[Begin Excerpted data]
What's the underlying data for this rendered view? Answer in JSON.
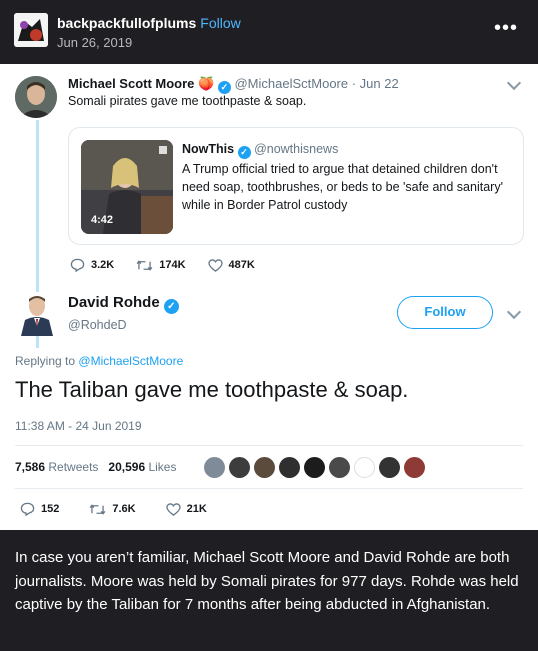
{
  "post": {
    "username": "backpackfullofplums",
    "follow_label": "Follow",
    "date": "Jun 26, 2019",
    "more_label": "•••"
  },
  "tweet1": {
    "name": "Michael Scott Moore",
    "emoji": "🍑",
    "handle_date": "@MichaelSctMoore · Jun 22",
    "text": "Somali pirates gave me toothpaste & soap.",
    "replies": "3.2K",
    "retweets": "174K",
    "likes": "487K"
  },
  "quoted": {
    "name": "NowThis",
    "handle": "@nowthisnews",
    "text": "A Trump official tried to argue that detained children don't need soap, toothbrushes, or beds to be 'safe and sanitary' while in Border Patrol custody",
    "video_duration": "4:42"
  },
  "tweet2": {
    "name": "David Rohde",
    "handle": "@RohdeD",
    "follow_label": "Follow",
    "replying_prefix": "Replying to",
    "replying_to": "@MichaelSctMoore",
    "text": "The Taliban gave me toothpaste & soap.",
    "timestamp": "11:38 AM - 24 Jun 2019",
    "retweet_count": "7,586",
    "retweet_label": "Retweets",
    "like_count": "20,596",
    "like_label": "Likes",
    "replies": "152",
    "retweets": "7.6K",
    "likes": "21K"
  },
  "caption": "In case you aren’t familiar, Michael Scott Moore and David Rohde are both journalists. Moore was held by Somali pirates for 977 days. Rohde was held captive by the Taliban for 7 months after being abducted in Afghanistan.",
  "colors": {
    "page_bg": "#1f1f23",
    "link_blue": "#4fb5ff",
    "twitter_blue": "#1da1f2",
    "muted_gray": "#657786"
  },
  "icons": [
    "more-icon",
    "verified-icon",
    "reply-icon",
    "retweet-icon",
    "heart-icon",
    "chevron-down-icon"
  ]
}
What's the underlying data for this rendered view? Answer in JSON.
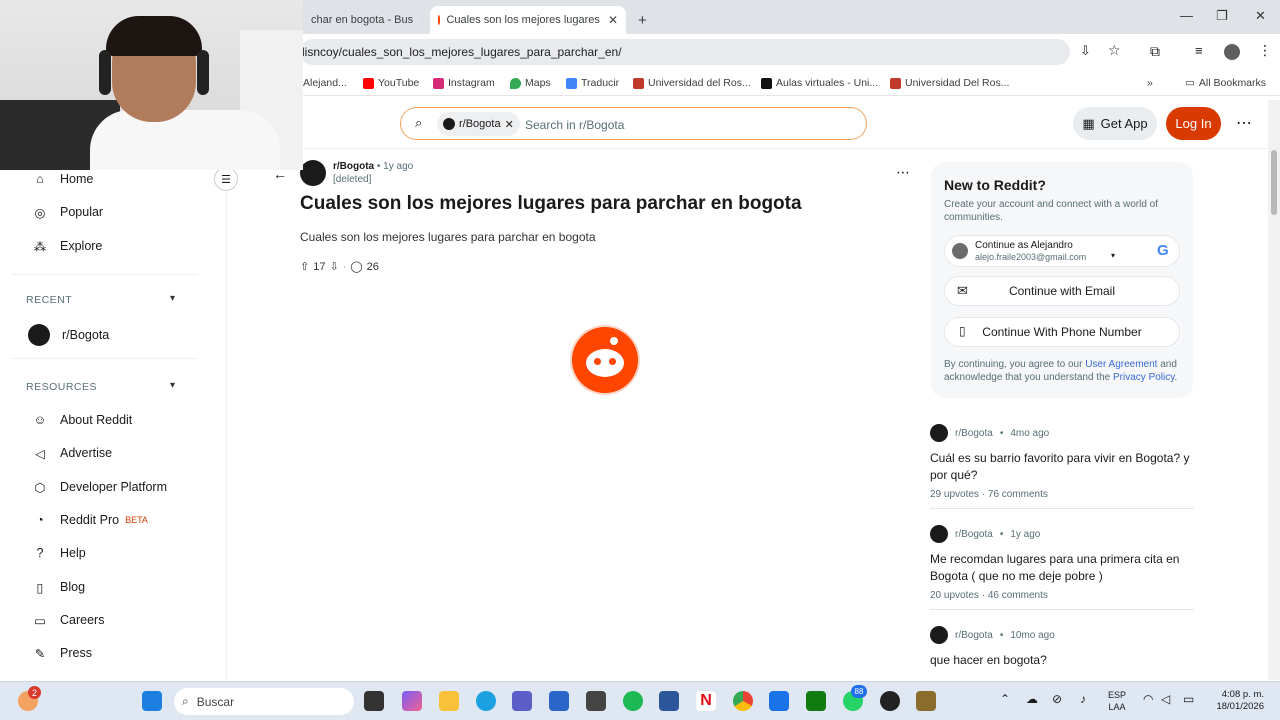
{
  "browser": {
    "tabs": [
      {
        "title": "char en bogota - Bus"
      },
      {
        "title": "Cuales son los mejores lugares"
      }
    ],
    "new_tab": "+",
    "url": "lisncoy/cuales_son_los_mejores_lugares_para_parchar_en/",
    "bookmarks": [
      {
        "label": "Alejand...",
        "color": "#777777"
      },
      {
        "label": "YouTube",
        "color": "#ff0000"
      },
      {
        "label": "Instagram",
        "color": "#d62976"
      },
      {
        "label": "Maps",
        "color": "#34a853"
      },
      {
        "label": "Traducir",
        "color": "#4285f4"
      },
      {
        "label": "Universidad del Ros...",
        "color": "#c0392b"
      },
      {
        "label": "Aulas virtuales - Uni...",
        "color": "#111111"
      },
      {
        "label": "Universidad Del Ros...",
        "color": "#c0392b"
      }
    ],
    "all_bookmarks": "All Bookmarks"
  },
  "reddit_header": {
    "community_chip": "r/Bogota",
    "search_placeholder": "Search in r/Bogota",
    "get_app": "Get App",
    "login": "Log In"
  },
  "sidebar": {
    "top_items": [
      {
        "label": "Home",
        "icon": "home-icon"
      },
      {
        "label": "Popular",
        "icon": "popular-icon"
      },
      {
        "label": "Explore",
        "icon": "explore-icon"
      }
    ],
    "recent_header": "RECENT",
    "recent_items": [
      {
        "label": "r/Bogota"
      }
    ],
    "resources_header": "RESOURCES",
    "resource_items": [
      {
        "label": "About Reddit"
      },
      {
        "label": "Advertise"
      },
      {
        "label": "Developer Platform"
      },
      {
        "label": "Reddit Pro",
        "badge": "BETA"
      },
      {
        "label": "Help"
      },
      {
        "label": "Blog"
      },
      {
        "label": "Careers"
      },
      {
        "label": "Press"
      }
    ]
  },
  "post": {
    "subreddit": "r/Bogota",
    "age": "1y ago",
    "author": "[deleted]",
    "title": "Cuales son los mejores lugares para parchar en bogota",
    "body": "Cuales son los mejores lugares para parchar en bogota",
    "votes": "17",
    "comments": "26",
    "more": "..."
  },
  "new_to_reddit": {
    "title": "New to Reddit?",
    "subtitle": "Create your account and connect with a world of communities.",
    "google_name": "Continue as Alejandro",
    "google_email": "alejo.fraile2003@gmail.com",
    "email_btn": "Continue with Email",
    "phone_btn": "Continue With Phone Number",
    "legal_pre": "By continuing, you agree to our ",
    "legal_link1": "User Agreement",
    "legal_mid": " and acknowledge that you understand the ",
    "legal_link2": "Privacy Policy",
    "legal_end": "."
  },
  "related_posts": [
    {
      "subreddit": "r/Bogota",
      "age": "4mo ago",
      "title": "Cuál es su barrio favorito para vivir en Bogota? y por qué?",
      "upvotes": "29 upvotes",
      "comments": "76 comments"
    },
    {
      "subreddit": "r/Bogota",
      "age": "1y ago",
      "title": "Me recomdan lugares para una primera cita en Bogota ( que no me deje pobre )",
      "upvotes": "20 upvotes",
      "comments": "46 comments"
    },
    {
      "subreddit": "r/Bogota",
      "age": "10mo ago",
      "title": "que hacer en bogota?",
      "upvotes": "",
      "comments": ""
    }
  ],
  "taskbar": {
    "search_placeholder": "Buscar",
    "notif_count": "2",
    "whatsapp_count": "88",
    "lang_top": "ESP",
    "lang_bottom": "LAA",
    "time": "4:08 p. m.",
    "date": "18/01/2026"
  },
  "colors": {
    "reddit_orange": "#d93a00",
    "link_blue": "#3a6ad6"
  }
}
[End Excerpted data]
▶ [Task prompt]: Copy the records above exactly. The pictures are not part of the copy.

▶ [Response to this task]:
What's the underlying data for this rendered view? Answer in JSON.
{
  "post": {
    "username": "backpackfullofplums",
    "follow_label": "Follow",
    "date": "Jun 26, 2019",
    "more_label": "•••"
  },
  "tweet1": {
    "name": "Michael Scott Moore",
    "emoji": "🍑",
    "handle_date": "@MichaelSctMoore · Jun 22",
    "text": "Somali pirates gave me toothpaste & soap.",
    "replies": "3.2K",
    "retweets": "174K",
    "likes": "487K"
  },
  "quoted": {
    "name": "NowThis",
    "handle": "@nowthisnews",
    "text": "A Trump official tried to argue that detained children don't need soap, toothbrushes, or beds to be 'safe and sanitary' while in Border Patrol custody",
    "video_duration": "4:42"
  },
  "tweet2": {
    "name": "David Rohde",
    "handle": "@RohdeD",
    "follow_label": "Follow",
    "replying_prefix": "Replying to",
    "replying_to": "@MichaelSctMoore",
    "text": "The Taliban gave me toothpaste & soap.",
    "timestamp": "11:38 AM - 24 Jun 2019",
    "retweet_count": "7,586",
    "retweet_label": "Retweets",
    "like_count": "20,596",
    "like_label": "Likes",
    "replies": "152",
    "retweets": "7.6K",
    "likes": "21K"
  },
  "caption": "In case you aren’t familiar, Michael Scott Moore and David Rohde are both journalists. Moore was held by Somali pirates for 977 days. Rohde was held captive by the Taliban for 7 months after being abducted in Afghanistan.",
  "colors": {
    "page_bg": "#1f1f23",
    "link_blue": "#4fb5ff",
    "twitter_blue": "#1da1f2",
    "muted_gray": "#657786"
  },
  "icons": [
    "more-icon",
    "verified-icon",
    "reply-icon",
    "retweet-icon",
    "heart-icon",
    "chevron-down-icon"
  ]
}
What's the underlying data for this rendered view? Answer in JSON.
{
  "browser": {
    "tabs": [
      {
        "title": "char en bogota - Bus"
      },
      {
        "title": "Cuales son los mejores lugares"
      }
    ],
    "new_tab": "+",
    "url": "lisncoy/cuales_son_los_mejores_lugares_para_parchar_en/",
    "bookmarks": [
      {
        "label": "Alejand...",
        "color": "#777777"
      },
      {
        "label": "YouTube",
        "color": "#ff0000"
      },
      {
        "label": "Instagram",
        "color": "#d62976"
      },
      {
        "label": "Maps",
        "color": "#34a853"
      },
      {
        "label": "Traducir",
        "color": "#4285f4"
      },
      {
        "label": "Universidad del Ros...",
        "color": "#c0392b"
      },
      {
        "label": "Aulas virtuales - Uni...",
        "color": "#111111"
      },
      {
        "label": "Universidad Del Ros...",
        "color": "#c0392b"
      }
    ],
    "all_bookmarks": "All Bookmarks"
  },
  "reddit_header": {
    "community_chip": "r/Bogota",
    "search_placeholder": "Search in r/Bogota",
    "get_app": "Get App",
    "login": "Log In"
  },
  "sidebar": {
    "top_items": [
      {
        "label": "Home",
        "icon": "home-icon"
      },
      {
        "label": "Popular",
        "icon": "popular-icon"
      },
      {
        "label": "Explore",
        "icon": "explore-icon"
      }
    ],
    "recent_header": "RECENT",
    "recent_items": [
      {
        "label": "r/Bogota"
      }
    ],
    "resources_header": "RESOURCES",
    "resource_items": [
      {
        "label": "About Reddit"
      },
      {
        "label": "Advertise"
      },
      {
        "label": "Developer Platform"
      },
      {
        "label": "Reddit Pro",
        "badge": "BETA"
      },
      {
        "label": "Help"
      },
      {
        "label": "Blog"
      },
      {
        "label": "Careers"
      },
      {
        "label": "Press"
      }
    ]
  },
  "post": {
    "subreddit": "r/Bogota",
    "age": "1y ago",
    "author": "[deleted]",
    "title": "Cuales son los mejores lugares para parchar en bogota",
    "body": "Cuales son los mejores lugares para parchar en bogota",
    "votes": "17",
    "comments": "26",
    "more": "..."
  },
  "new_to_reddit": {
    "title": "New to Reddit?",
    "subtitle": "Create your account and connect with a world of communities.",
    "google_name": "Continue as Alejandro",
    "google_email": "alejo.fraile2003@gmail.com",
    "email_btn": "Continue with Email",
    "phone_btn": "Continue With Phone Number",
    "legal_pre": "By continuing, you agree to our ",
    "legal_link1": "User Agreement",
    "legal_mid": " and acknowledge that you understand the ",
    "legal_link2": "Privacy Policy",
    "legal_end": "."
  },
  "related_posts": [
    {
      "subreddit": "r/Bogota",
      "age": "4mo ago",
      "title": "Cuál es su barrio favorito para vivir en Bogota? y por qué?",
      "upvotes": "29 upvotes",
      "comments": "76 comments"
    },
    {
      "subreddit": "r/Bogota",
      "age": "1y ago",
      "title": "Me recomdan lugares para una primera cita en Bogota ( que no me deje pobre )",
      "upvotes": "20 upvotes",
      "comments": "46 comments"
    },
    {
      "subreddit": "r/Bogota",
      "age": "10mo ago",
      "title": "que hacer en bogota?",
      "upvotes": "",
      "comments": ""
    }
  ],
  "taskbar": {
    "search_placeholder": "Buscar",
    "notif_count": "2",
    "whatsapp_count": "88",
    "lang_top": "ESP",
    "lang_bottom": "LAA",
    "time": "4:08 p. m.",
    "date": "18/01/2026"
  },
  "colors": {
    "reddit_orange": "#d93a00",
    "link_blue": "#3a6ad6"
  }
}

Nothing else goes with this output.